The data:
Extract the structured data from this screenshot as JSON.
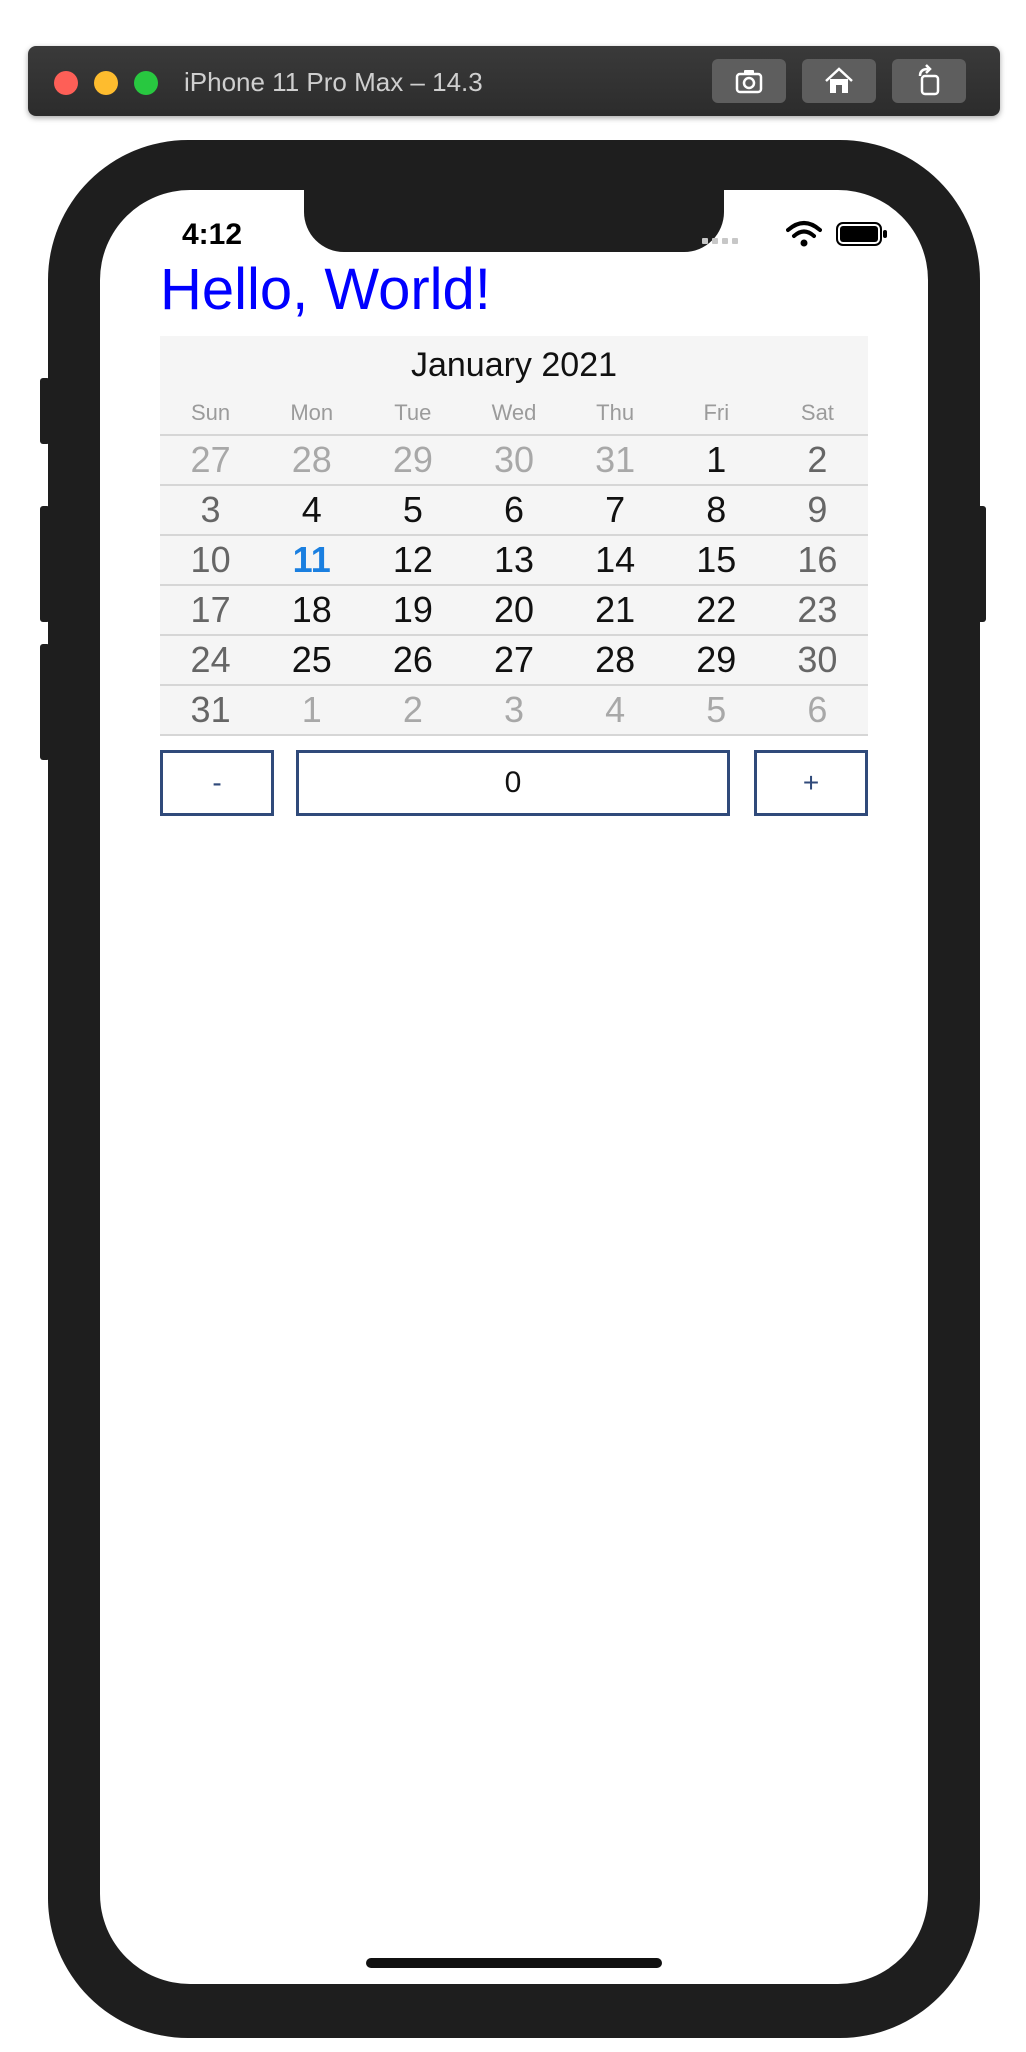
{
  "simulator": {
    "title": "iPhone 11 Pro Max – 14.3",
    "buttons": [
      "screenshot-icon",
      "home-icon",
      "rotate-icon"
    ]
  },
  "status_bar": {
    "time": "4:12"
  },
  "app": {
    "heading": "Hello, World!"
  },
  "calendar": {
    "title": "January 2021",
    "weekdays": [
      "Sun",
      "Mon",
      "Tue",
      "Wed",
      "Thu",
      "Fri",
      "Sat"
    ],
    "weeks": [
      [
        {
          "d": "27",
          "s": "out"
        },
        {
          "d": "28",
          "s": "out"
        },
        {
          "d": "29",
          "s": "out"
        },
        {
          "d": "30",
          "s": "out"
        },
        {
          "d": "31",
          "s": "out"
        },
        {
          "d": "1",
          "s": "in"
        },
        {
          "d": "2",
          "s": "weekend"
        }
      ],
      [
        {
          "d": "3",
          "s": "weekend"
        },
        {
          "d": "4",
          "s": "in"
        },
        {
          "d": "5",
          "s": "in"
        },
        {
          "d": "6",
          "s": "in"
        },
        {
          "d": "7",
          "s": "in"
        },
        {
          "d": "8",
          "s": "in"
        },
        {
          "d": "9",
          "s": "weekend"
        }
      ],
      [
        {
          "d": "10",
          "s": "weekend"
        },
        {
          "d": "11",
          "s": "today"
        },
        {
          "d": "12",
          "s": "in"
        },
        {
          "d": "13",
          "s": "in"
        },
        {
          "d": "14",
          "s": "in"
        },
        {
          "d": "15",
          "s": "in"
        },
        {
          "d": "16",
          "s": "weekend"
        }
      ],
      [
        {
          "d": "17",
          "s": "weekend"
        },
        {
          "d": "18",
          "s": "in"
        },
        {
          "d": "19",
          "s": "in"
        },
        {
          "d": "20",
          "s": "in"
        },
        {
          "d": "21",
          "s": "in"
        },
        {
          "d": "22",
          "s": "in"
        },
        {
          "d": "23",
          "s": "weekend"
        }
      ],
      [
        {
          "d": "24",
          "s": "weekend"
        },
        {
          "d": "25",
          "s": "in"
        },
        {
          "d": "26",
          "s": "in"
        },
        {
          "d": "27",
          "s": "in"
        },
        {
          "d": "28",
          "s": "in"
        },
        {
          "d": "29",
          "s": "in"
        },
        {
          "d": "30",
          "s": "weekend"
        }
      ],
      [
        {
          "d": "31",
          "s": "weekend"
        },
        {
          "d": "1",
          "s": "out"
        },
        {
          "d": "2",
          "s": "out"
        },
        {
          "d": "3",
          "s": "out"
        },
        {
          "d": "4",
          "s": "out"
        },
        {
          "d": "5",
          "s": "out"
        },
        {
          "d": "6",
          "s": "out"
        }
      ]
    ]
  },
  "stepper": {
    "minus_label": "-",
    "value": "0",
    "plus_label": "+"
  },
  "colors": {
    "heading": "#0000ff",
    "today": "#1a7fe0",
    "stepper_border": "#304a7a"
  }
}
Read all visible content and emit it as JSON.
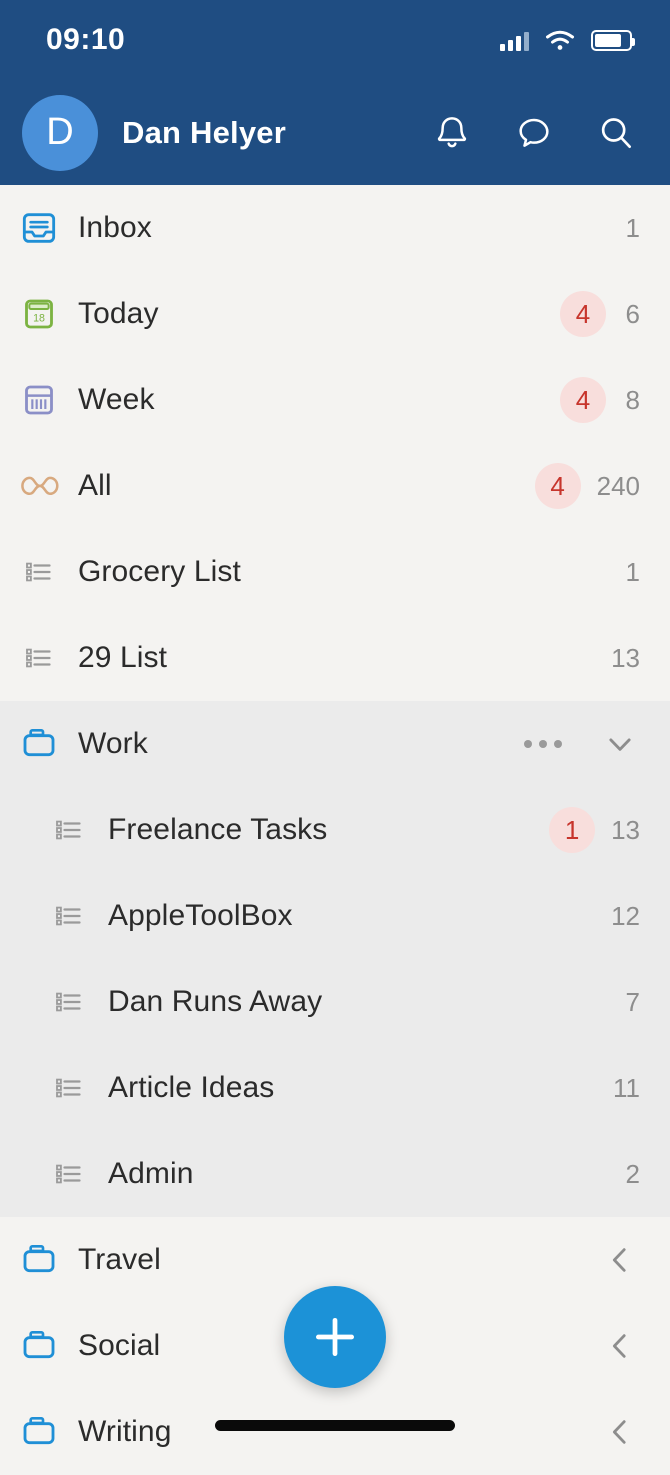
{
  "statusbar": {
    "time": "09:10",
    "icons": [
      "signal-icon",
      "wifi-icon",
      "battery-icon"
    ]
  },
  "header": {
    "avatar_initial": "D",
    "user_name": "Dan Helyer",
    "background_color": "#1f4d82",
    "avatar_color": "#4a90d9",
    "actions": [
      {
        "name": "notifications-icon",
        "label": "Notifications"
      },
      {
        "name": "chat-icon",
        "label": "Chat"
      },
      {
        "name": "search-icon",
        "label": "Search"
      }
    ]
  },
  "smart_lists": [
    {
      "label": "Inbox",
      "icon": "inbox-icon",
      "badge": "",
      "count": "1"
    },
    {
      "label": "Today",
      "icon": "calendar-today-icon",
      "badge": "4",
      "count": "6"
    },
    {
      "label": "Week",
      "icon": "calendar-week-icon",
      "badge": "4",
      "count": "8"
    },
    {
      "label": "All",
      "icon": "infinity-icon",
      "badge": "4",
      "count": "240"
    },
    {
      "label": "Grocery List",
      "icon": "list-icon",
      "badge": "",
      "count": "1"
    },
    {
      "label": "29 List",
      "icon": "list-icon",
      "badge": "",
      "count": "13"
    }
  ],
  "work_group": {
    "label": "Work",
    "icon": "folder-icon",
    "expanded": true,
    "menu_icon": "more-dots-icon",
    "toggle_icon": "chevron-down-icon",
    "background_color": "#ebebeb",
    "children": [
      {
        "label": "Freelance Tasks",
        "icon": "list-icon",
        "badge": "1",
        "count": "13"
      },
      {
        "label": "AppleToolBox",
        "icon": "list-icon",
        "badge": "",
        "count": "12"
      },
      {
        "label": "Dan Runs Away",
        "icon": "list-icon",
        "badge": "",
        "count": "7"
      },
      {
        "label": "Article Ideas",
        "icon": "list-icon",
        "badge": "",
        "count": "11"
      },
      {
        "label": "Admin",
        "icon": "list-icon",
        "badge": "",
        "count": "2"
      }
    ]
  },
  "folders": [
    {
      "label": "Travel",
      "icon": "folder-icon",
      "toggle_icon": "chevron-left-icon"
    },
    {
      "label": "Social",
      "icon": "folder-icon",
      "toggle_icon": "chevron-left-icon"
    },
    {
      "label": "Writing",
      "icon": "folder-icon",
      "toggle_icon": "chevron-left-icon"
    }
  ],
  "fab": {
    "name": "add-button",
    "label": "+",
    "color": "#1c92d7"
  },
  "colors": {
    "badge_bg": "#f8dedc",
    "badge_text": "#c7352c",
    "count_text": "#8d8d8d",
    "page_bg": "#f4f3f1",
    "icon_blue": "#1f8fd6",
    "icon_green": "#7cb342",
    "icon_purple": "#8b8fc7",
    "icon_tan": "#d8a97f",
    "icon_grey": "#9a9a9a"
  }
}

Stated task: Word for word, quote the full listing, omitting every picture.

Result of this exercise:
Extract the structured data from this screenshot as JSON.
{
  "simulator": {
    "title": "iPhone 11 Pro Max – 14.3",
    "buttons": [
      "screenshot-icon",
      "home-icon",
      "rotate-icon"
    ]
  },
  "status_bar": {
    "time": "4:12"
  },
  "app": {
    "heading": "Hello, World!"
  },
  "calendar": {
    "title": "January 2021",
    "weekdays": [
      "Sun",
      "Mon",
      "Tue",
      "Wed",
      "Thu",
      "Fri",
      "Sat"
    ],
    "weeks": [
      [
        {
          "d": "27",
          "s": "out"
        },
        {
          "d": "28",
          "s": "out"
        },
        {
          "d": "29",
          "s": "out"
        },
        {
          "d": "30",
          "s": "out"
        },
        {
          "d": "31",
          "s": "out"
        },
        {
          "d": "1",
          "s": "in"
        },
        {
          "d": "2",
          "s": "weekend"
        }
      ],
      [
        {
          "d": "3",
          "s": "weekend"
        },
        {
          "d": "4",
          "s": "in"
        },
        {
          "d": "5",
          "s": "in"
        },
        {
          "d": "6",
          "s": "in"
        },
        {
          "d": "7",
          "s": "in"
        },
        {
          "d": "8",
          "s": "in"
        },
        {
          "d": "9",
          "s": "weekend"
        }
      ],
      [
        {
          "d": "10",
          "s": "weekend"
        },
        {
          "d": "11",
          "s": "today"
        },
        {
          "d": "12",
          "s": "in"
        },
        {
          "d": "13",
          "s": "in"
        },
        {
          "d": "14",
          "s": "in"
        },
        {
          "d": "15",
          "s": "in"
        },
        {
          "d": "16",
          "s": "weekend"
        }
      ],
      [
        {
          "d": "17",
          "s": "weekend"
        },
        {
          "d": "18",
          "s": "in"
        },
        {
          "d": "19",
          "s": "in"
        },
        {
          "d": "20",
          "s": "in"
        },
        {
          "d": "21",
          "s": "in"
        },
        {
          "d": "22",
          "s": "in"
        },
        {
          "d": "23",
          "s": "weekend"
        }
      ],
      [
        {
          "d": "24",
          "s": "weekend"
        },
        {
          "d": "25",
          "s": "in"
        },
        {
          "d": "26",
          "s": "in"
        },
        {
          "d": "27",
          "s": "in"
        },
        {
          "d": "28",
          "s": "in"
        },
        {
          "d": "29",
          "s": "in"
        },
        {
          "d": "30",
          "s": "weekend"
        }
      ],
      [
        {
          "d": "31",
          "s": "weekend"
        },
        {
          "d": "1",
          "s": "out"
        },
        {
          "d": "2",
          "s": "out"
        },
        {
          "d": "3",
          "s": "out"
        },
        {
          "d": "4",
          "s": "out"
        },
        {
          "d": "5",
          "s": "out"
        },
        {
          "d": "6",
          "s": "out"
        }
      ]
    ]
  },
  "stepper": {
    "minus_label": "-",
    "value": "0",
    "plus_label": "+"
  },
  "colors": {
    "heading": "#0000ff",
    "today": "#1a7fe0",
    "stepper_border": "#304a7a"
  }
}
Read all visible content and emit it as JSON.
{
  "statusbar": {
    "time": "09:10",
    "icons": [
      "signal-icon",
      "wifi-icon",
      "battery-icon"
    ]
  },
  "header": {
    "avatar_initial": "D",
    "user_name": "Dan Helyer",
    "background_color": "#1f4d82",
    "avatar_color": "#4a90d9",
    "actions": [
      {
        "name": "notifications-icon",
        "label": "Notifications"
      },
      {
        "name": "chat-icon",
        "label": "Chat"
      },
      {
        "name": "search-icon",
        "label": "Search"
      }
    ]
  },
  "smart_lists": [
    {
      "label": "Inbox",
      "icon": "inbox-icon",
      "badge": "",
      "count": "1"
    },
    {
      "label": "Today",
      "icon": "calendar-today-icon",
      "badge": "4",
      "count": "6"
    },
    {
      "label": "Week",
      "icon": "calendar-week-icon",
      "badge": "4",
      "count": "8"
    },
    {
      "label": "All",
      "icon": "infinity-icon",
      "badge": "4",
      "count": "240"
    },
    {
      "label": "Grocery List",
      "icon": "list-icon",
      "badge": "",
      "count": "1"
    },
    {
      "label": "29 List",
      "icon": "list-icon",
      "badge": "",
      "count": "13"
    }
  ],
  "work_group": {
    "label": "Work",
    "icon": "folder-icon",
    "expanded": true,
    "menu_icon": "more-dots-icon",
    "toggle_icon": "chevron-down-icon",
    "background_color": "#ebebeb",
    "children": [
      {
        "label": "Freelance Tasks",
        "icon": "list-icon",
        "badge": "1",
        "count": "13"
      },
      {
        "label": "AppleToolBox",
        "icon": "list-icon",
        "badge": "",
        "count": "12"
      },
      {
        "label": "Dan Runs Away",
        "icon": "list-icon",
        "badge": "",
        "count": "7"
      },
      {
        "label": "Article Ideas",
        "icon": "list-icon",
        "badge": "",
        "count": "11"
      },
      {
        "label": "Admin",
        "icon": "list-icon",
        "badge": "",
        "count": "2"
      }
    ]
  },
  "folders": [
    {
      "label": "Travel",
      "icon": "folder-icon",
      "toggle_icon": "chevron-left-icon"
    },
    {
      "label": "Social",
      "icon": "folder-icon",
      "toggle_icon": "chevron-left-icon"
    },
    {
      "label": "Writing",
      "icon": "folder-icon",
      "toggle_icon": "chevron-left-icon"
    }
  ],
  "fab": {
    "name": "add-button",
    "label": "+",
    "color": "#1c92d7"
  },
  "colors": {
    "badge_bg": "#f8dedc",
    "badge_text": "#c7352c",
    "count_text": "#8d8d8d",
    "page_bg": "#f4f3f1",
    "icon_blue": "#1f8fd6",
    "icon_green": "#7cb342",
    "icon_purple": "#8b8fc7",
    "icon_tan": "#d8a97f",
    "icon_grey": "#9a9a9a"
  }
}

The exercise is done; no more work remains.